***** Records shown

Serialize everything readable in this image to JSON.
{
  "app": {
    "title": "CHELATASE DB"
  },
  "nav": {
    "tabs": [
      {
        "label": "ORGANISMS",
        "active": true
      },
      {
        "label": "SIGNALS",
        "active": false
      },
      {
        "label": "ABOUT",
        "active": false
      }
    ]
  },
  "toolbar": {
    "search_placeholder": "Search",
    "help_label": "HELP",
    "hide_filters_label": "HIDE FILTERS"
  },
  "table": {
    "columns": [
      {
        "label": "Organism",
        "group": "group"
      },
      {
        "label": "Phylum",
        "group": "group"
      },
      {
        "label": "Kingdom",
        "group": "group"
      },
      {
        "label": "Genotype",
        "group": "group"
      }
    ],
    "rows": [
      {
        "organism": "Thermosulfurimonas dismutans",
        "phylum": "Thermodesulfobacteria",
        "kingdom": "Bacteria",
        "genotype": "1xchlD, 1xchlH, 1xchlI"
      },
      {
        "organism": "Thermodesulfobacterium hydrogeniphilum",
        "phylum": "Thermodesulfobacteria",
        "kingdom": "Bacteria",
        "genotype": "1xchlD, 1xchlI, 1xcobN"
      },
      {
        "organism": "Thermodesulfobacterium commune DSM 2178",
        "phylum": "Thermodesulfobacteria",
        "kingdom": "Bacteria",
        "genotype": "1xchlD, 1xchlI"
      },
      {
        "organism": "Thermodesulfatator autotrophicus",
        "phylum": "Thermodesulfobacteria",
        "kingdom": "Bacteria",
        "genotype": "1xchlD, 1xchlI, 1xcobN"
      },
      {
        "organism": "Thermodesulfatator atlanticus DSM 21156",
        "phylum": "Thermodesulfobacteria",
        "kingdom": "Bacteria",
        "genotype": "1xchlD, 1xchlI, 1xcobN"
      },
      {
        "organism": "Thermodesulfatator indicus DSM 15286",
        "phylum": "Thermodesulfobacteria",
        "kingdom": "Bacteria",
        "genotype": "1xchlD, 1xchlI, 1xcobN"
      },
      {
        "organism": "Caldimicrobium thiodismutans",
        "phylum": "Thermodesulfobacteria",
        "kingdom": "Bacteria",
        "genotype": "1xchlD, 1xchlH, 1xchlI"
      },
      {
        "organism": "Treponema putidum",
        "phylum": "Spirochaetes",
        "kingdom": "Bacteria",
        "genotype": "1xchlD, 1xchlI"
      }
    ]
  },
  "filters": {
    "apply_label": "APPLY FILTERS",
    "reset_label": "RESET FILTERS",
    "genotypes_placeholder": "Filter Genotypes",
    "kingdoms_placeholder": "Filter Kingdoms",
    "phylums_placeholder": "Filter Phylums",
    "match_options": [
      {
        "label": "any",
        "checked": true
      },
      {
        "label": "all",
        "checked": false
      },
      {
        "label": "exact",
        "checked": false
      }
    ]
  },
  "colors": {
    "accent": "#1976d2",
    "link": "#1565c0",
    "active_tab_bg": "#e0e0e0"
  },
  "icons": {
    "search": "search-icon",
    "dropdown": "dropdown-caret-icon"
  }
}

**********

Exercise: The answer must be every entry, reproduced exactly.

Output below:
Serialize everything readable in this image to JSON.
{
  "app": {
    "title": "CHELATASE DB"
  },
  "nav": {
    "tabs": [
      {
        "label": "ORGANISMS",
        "active": true
      },
      {
        "label": "SIGNALS",
        "active": false
      },
      {
        "label": "ABOUT",
        "active": false
      }
    ]
  },
  "toolbar": {
    "search_placeholder": "Search",
    "help_label": "HELP",
    "hide_filters_label": "HIDE FILTERS"
  },
  "table": {
    "columns": [
      {
        "label": "Organism",
        "group": "group"
      },
      {
        "label": "Phylum",
        "group": "group"
      },
      {
        "label": "Kingdom",
        "group": "group"
      },
      {
        "label": "Genotype",
        "group": "group"
      }
    ],
    "rows": [
      {
        "organism": "Thermosulfurimonas dismutans",
        "phylum": "Thermodesulfobacteria",
        "kingdom": "Bacteria",
        "genotype": "1xchlD, 1xchlH, 1xchlI"
      },
      {
        "organism": "Thermodesulfobacterium hydrogeniphilum",
        "phylum": "Thermodesulfobacteria",
        "kingdom": "Bacteria",
        "genotype": "1xchlD, 1xchlI, 1xcobN"
      },
      {
        "organism": "Thermodesulfobacterium commune DSM 2178",
        "phylum": "Thermodesulfobacteria",
        "kingdom": "Bacteria",
        "genotype": "1xchlD, 1xchlI"
      },
      {
        "organism": "Thermodesulfatator autotrophicus",
        "phylum": "Thermodesulfobacteria",
        "kingdom": "Bacteria",
        "genotype": "1xchlD, 1xchlI, 1xcobN"
      },
      {
        "organism": "Thermodesulfatator atlanticus DSM 21156",
        "phylum": "Thermodesulfobacteria",
        "kingdom": "Bacteria",
        "genotype": "1xchlD, 1xchlI, 1xcobN"
      },
      {
        "organism": "Thermodesulfatator indicus DSM 15286",
        "phylum": "Thermodesulfobacteria",
        "kingdom": "Bacteria",
        "genotype": "1xchlD, 1xchlI, 1xcobN"
      },
      {
        "organism": "Caldimicrobium thiodismutans",
        "phylum": "Thermodesulfobacteria",
        "kingdom": "Bacteria",
        "genotype": "1xchlD, 1xchlH, 1xchlI"
      },
      {
        "organism": "Treponema putidum",
        "phylum": "Spirochaetes",
        "kingdom": "Bacteria",
        "genotype": "1xchlD, 1xchlI"
      }
    ]
  },
  "filters": {
    "apply_label": "APPLY FILTERS",
    "reset_label": "RESET FILTERS",
    "genotypes_placeholder": "Filter Genotypes",
    "kingdoms_placeholder": "Filter Kingdoms",
    "phylums_placeholder": "Filter Phylums",
    "match_options": [
      {
        "label": "any",
        "checked": true
      },
      {
        "label": "all",
        "checked": false
      },
      {
        "label": "exact",
        "checked": false
      }
    ]
  },
  "colors": {
    "accent": "#1976d2",
    "link": "#1565c0",
    "active_tab_bg": "#e0e0e0"
  },
  "icons": {
    "search": "search-icon",
    "dropdown": "dropdown-caret-icon"
  }
}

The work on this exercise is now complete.